Stored data:
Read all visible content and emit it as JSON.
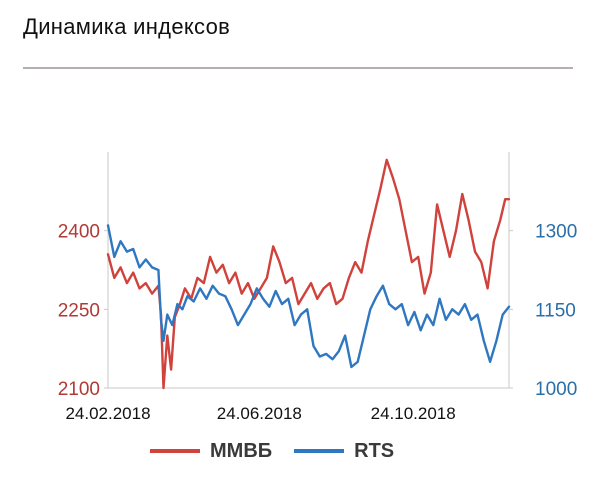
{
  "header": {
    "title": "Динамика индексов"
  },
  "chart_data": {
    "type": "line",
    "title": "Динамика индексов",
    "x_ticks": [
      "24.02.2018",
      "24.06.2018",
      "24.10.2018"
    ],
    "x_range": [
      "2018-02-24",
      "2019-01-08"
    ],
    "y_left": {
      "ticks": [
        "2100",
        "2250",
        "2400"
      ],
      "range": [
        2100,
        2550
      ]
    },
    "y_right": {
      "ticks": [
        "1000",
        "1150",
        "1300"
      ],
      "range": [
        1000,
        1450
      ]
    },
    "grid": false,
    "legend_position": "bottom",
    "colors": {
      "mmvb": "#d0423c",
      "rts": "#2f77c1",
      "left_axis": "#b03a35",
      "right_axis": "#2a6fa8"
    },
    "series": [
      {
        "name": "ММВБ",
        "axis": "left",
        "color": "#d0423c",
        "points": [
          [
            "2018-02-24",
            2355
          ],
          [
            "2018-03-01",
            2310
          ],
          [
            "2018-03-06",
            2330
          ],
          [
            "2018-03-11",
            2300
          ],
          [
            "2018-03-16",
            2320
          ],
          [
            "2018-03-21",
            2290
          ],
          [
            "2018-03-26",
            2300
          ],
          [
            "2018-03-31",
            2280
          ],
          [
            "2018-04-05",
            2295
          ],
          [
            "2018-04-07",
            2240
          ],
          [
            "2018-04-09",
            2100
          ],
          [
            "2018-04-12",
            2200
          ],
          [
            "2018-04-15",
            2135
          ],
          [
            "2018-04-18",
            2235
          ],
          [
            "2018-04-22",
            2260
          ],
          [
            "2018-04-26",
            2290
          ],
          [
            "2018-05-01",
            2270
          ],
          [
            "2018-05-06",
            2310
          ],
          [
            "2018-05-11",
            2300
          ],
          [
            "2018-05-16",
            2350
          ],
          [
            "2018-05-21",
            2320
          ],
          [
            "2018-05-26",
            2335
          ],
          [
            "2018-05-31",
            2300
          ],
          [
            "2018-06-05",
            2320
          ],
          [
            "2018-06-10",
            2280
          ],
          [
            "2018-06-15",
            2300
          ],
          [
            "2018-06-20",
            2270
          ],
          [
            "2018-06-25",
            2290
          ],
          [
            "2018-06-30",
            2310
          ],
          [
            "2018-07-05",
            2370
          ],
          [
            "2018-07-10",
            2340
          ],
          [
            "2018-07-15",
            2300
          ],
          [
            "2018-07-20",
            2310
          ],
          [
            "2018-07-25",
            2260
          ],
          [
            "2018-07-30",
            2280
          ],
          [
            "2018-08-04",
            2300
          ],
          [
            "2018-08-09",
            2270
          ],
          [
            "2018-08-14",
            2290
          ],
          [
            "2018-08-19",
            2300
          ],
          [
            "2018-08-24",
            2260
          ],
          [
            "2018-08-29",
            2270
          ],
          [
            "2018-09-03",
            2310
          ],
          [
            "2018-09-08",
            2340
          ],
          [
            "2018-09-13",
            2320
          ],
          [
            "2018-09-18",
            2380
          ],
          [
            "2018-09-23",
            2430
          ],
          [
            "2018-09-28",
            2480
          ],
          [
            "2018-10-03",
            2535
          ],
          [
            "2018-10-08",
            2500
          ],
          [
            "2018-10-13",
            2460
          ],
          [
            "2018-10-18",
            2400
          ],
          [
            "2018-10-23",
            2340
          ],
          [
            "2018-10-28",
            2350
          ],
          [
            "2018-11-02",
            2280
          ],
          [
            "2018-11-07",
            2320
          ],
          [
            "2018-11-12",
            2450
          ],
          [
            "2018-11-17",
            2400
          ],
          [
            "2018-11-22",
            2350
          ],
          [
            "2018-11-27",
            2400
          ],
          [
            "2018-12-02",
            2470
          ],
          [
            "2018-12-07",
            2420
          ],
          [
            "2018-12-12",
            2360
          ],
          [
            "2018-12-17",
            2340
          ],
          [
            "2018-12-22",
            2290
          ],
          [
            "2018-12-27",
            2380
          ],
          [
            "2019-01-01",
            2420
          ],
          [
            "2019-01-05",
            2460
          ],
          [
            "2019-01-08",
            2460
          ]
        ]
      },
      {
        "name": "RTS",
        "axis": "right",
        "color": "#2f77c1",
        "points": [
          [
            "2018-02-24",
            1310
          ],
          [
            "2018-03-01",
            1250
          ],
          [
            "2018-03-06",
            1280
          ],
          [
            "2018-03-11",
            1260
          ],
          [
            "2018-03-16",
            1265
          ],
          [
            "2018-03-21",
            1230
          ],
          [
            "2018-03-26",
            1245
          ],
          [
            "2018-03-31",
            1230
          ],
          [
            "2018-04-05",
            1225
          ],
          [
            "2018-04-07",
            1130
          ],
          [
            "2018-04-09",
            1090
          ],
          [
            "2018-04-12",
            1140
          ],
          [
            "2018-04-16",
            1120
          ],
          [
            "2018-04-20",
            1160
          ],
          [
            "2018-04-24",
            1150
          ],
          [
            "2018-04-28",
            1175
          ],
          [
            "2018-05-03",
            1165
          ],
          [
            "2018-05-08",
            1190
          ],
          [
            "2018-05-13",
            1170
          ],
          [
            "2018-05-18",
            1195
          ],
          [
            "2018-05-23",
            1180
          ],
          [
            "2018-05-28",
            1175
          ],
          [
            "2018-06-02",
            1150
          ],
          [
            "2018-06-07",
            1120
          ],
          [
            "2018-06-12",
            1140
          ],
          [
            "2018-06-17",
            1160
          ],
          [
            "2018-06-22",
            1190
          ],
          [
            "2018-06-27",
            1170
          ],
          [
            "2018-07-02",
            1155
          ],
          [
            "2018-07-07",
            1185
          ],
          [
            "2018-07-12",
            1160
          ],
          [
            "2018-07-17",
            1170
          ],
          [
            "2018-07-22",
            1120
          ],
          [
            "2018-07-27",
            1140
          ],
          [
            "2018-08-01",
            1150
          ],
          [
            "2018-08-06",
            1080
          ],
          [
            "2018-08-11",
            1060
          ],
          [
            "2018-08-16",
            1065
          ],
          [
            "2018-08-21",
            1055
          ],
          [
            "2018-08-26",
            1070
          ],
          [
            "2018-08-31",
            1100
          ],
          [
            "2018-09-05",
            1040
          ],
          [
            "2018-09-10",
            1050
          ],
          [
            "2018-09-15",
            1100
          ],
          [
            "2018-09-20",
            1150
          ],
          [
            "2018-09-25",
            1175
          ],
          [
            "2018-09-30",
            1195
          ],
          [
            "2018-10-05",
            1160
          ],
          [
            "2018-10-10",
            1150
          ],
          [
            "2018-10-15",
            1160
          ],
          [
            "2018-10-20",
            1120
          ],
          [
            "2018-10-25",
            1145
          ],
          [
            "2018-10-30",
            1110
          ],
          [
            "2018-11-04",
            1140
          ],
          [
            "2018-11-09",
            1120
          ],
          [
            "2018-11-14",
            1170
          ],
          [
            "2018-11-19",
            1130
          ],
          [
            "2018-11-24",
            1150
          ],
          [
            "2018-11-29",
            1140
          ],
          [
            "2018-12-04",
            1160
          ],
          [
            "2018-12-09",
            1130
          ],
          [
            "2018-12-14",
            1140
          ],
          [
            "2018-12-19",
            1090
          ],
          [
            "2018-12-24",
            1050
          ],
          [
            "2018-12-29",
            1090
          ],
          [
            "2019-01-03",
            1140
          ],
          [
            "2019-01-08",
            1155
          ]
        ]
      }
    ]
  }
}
---
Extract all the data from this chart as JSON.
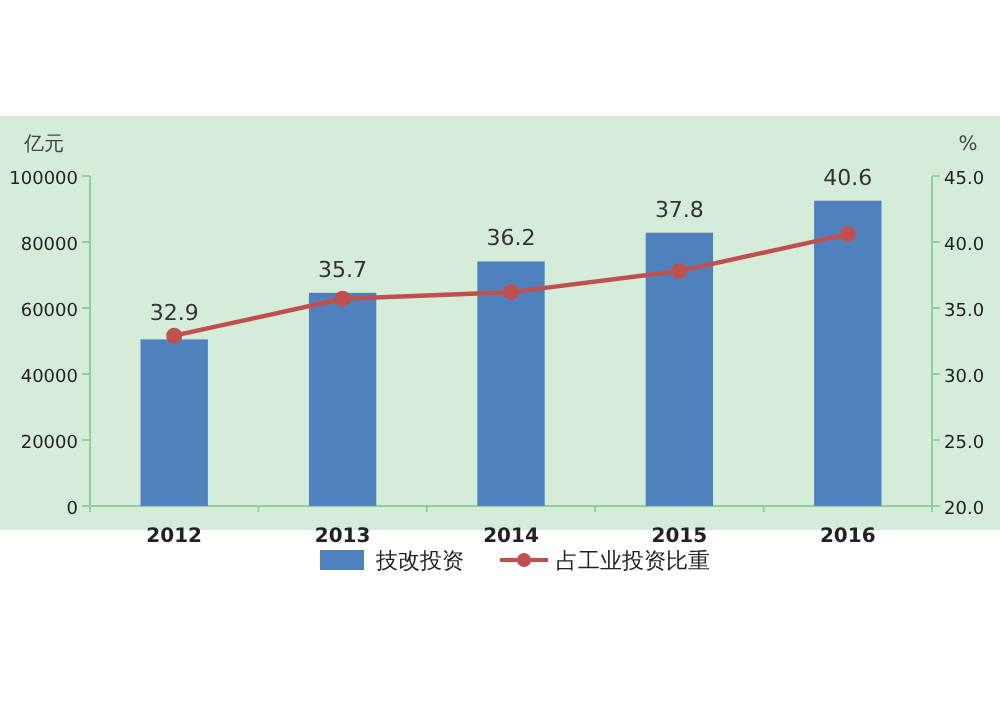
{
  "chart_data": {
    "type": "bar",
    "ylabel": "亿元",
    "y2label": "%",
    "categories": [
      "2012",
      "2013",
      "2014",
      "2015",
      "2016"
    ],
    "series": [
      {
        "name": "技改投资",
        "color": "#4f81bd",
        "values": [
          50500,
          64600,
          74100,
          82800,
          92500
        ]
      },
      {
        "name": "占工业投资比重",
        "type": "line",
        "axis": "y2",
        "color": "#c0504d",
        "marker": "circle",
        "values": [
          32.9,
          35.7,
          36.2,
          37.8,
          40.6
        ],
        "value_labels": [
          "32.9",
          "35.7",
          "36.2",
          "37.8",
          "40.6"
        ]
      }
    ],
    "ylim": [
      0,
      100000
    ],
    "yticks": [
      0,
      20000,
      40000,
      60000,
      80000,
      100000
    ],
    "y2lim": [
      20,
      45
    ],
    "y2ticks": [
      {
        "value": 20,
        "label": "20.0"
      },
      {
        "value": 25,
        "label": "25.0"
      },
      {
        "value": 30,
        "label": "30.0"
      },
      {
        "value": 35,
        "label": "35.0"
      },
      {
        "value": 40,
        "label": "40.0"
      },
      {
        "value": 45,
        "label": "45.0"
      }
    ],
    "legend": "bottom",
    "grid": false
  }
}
---
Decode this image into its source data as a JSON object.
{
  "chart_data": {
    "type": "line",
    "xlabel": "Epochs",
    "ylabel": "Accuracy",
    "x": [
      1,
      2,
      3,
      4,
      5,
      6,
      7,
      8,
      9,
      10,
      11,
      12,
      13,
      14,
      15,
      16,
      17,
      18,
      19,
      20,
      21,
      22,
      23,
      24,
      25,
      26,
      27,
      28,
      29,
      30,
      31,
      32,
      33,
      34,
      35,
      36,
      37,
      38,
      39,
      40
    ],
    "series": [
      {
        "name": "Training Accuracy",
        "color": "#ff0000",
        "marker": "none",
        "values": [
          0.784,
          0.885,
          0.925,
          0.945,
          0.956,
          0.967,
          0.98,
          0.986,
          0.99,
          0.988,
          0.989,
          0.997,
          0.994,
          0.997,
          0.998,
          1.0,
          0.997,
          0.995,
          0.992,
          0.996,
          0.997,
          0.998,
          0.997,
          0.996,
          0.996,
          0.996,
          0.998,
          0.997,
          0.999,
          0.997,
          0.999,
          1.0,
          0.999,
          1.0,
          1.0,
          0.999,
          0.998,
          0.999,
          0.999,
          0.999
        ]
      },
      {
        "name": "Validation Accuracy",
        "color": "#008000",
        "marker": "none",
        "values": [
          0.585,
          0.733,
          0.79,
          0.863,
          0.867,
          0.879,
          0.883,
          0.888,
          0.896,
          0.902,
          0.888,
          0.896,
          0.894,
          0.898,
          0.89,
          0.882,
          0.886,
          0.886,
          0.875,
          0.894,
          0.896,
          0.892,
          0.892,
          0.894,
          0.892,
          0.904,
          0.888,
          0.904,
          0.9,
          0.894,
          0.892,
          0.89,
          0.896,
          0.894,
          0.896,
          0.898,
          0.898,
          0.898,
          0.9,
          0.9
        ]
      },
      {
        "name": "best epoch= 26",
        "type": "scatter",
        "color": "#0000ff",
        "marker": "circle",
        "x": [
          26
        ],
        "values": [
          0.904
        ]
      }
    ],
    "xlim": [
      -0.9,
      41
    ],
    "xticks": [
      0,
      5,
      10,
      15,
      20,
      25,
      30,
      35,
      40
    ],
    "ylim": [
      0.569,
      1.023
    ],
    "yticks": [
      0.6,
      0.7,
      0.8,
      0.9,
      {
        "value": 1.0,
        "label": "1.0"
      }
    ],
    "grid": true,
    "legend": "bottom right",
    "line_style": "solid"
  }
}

_Stated task_
Select every line above that contains the word "this", and copy it.

_Exercise solution_
Extract all the data from this chart as JSON.
Decode this image into its source data as a JSON object.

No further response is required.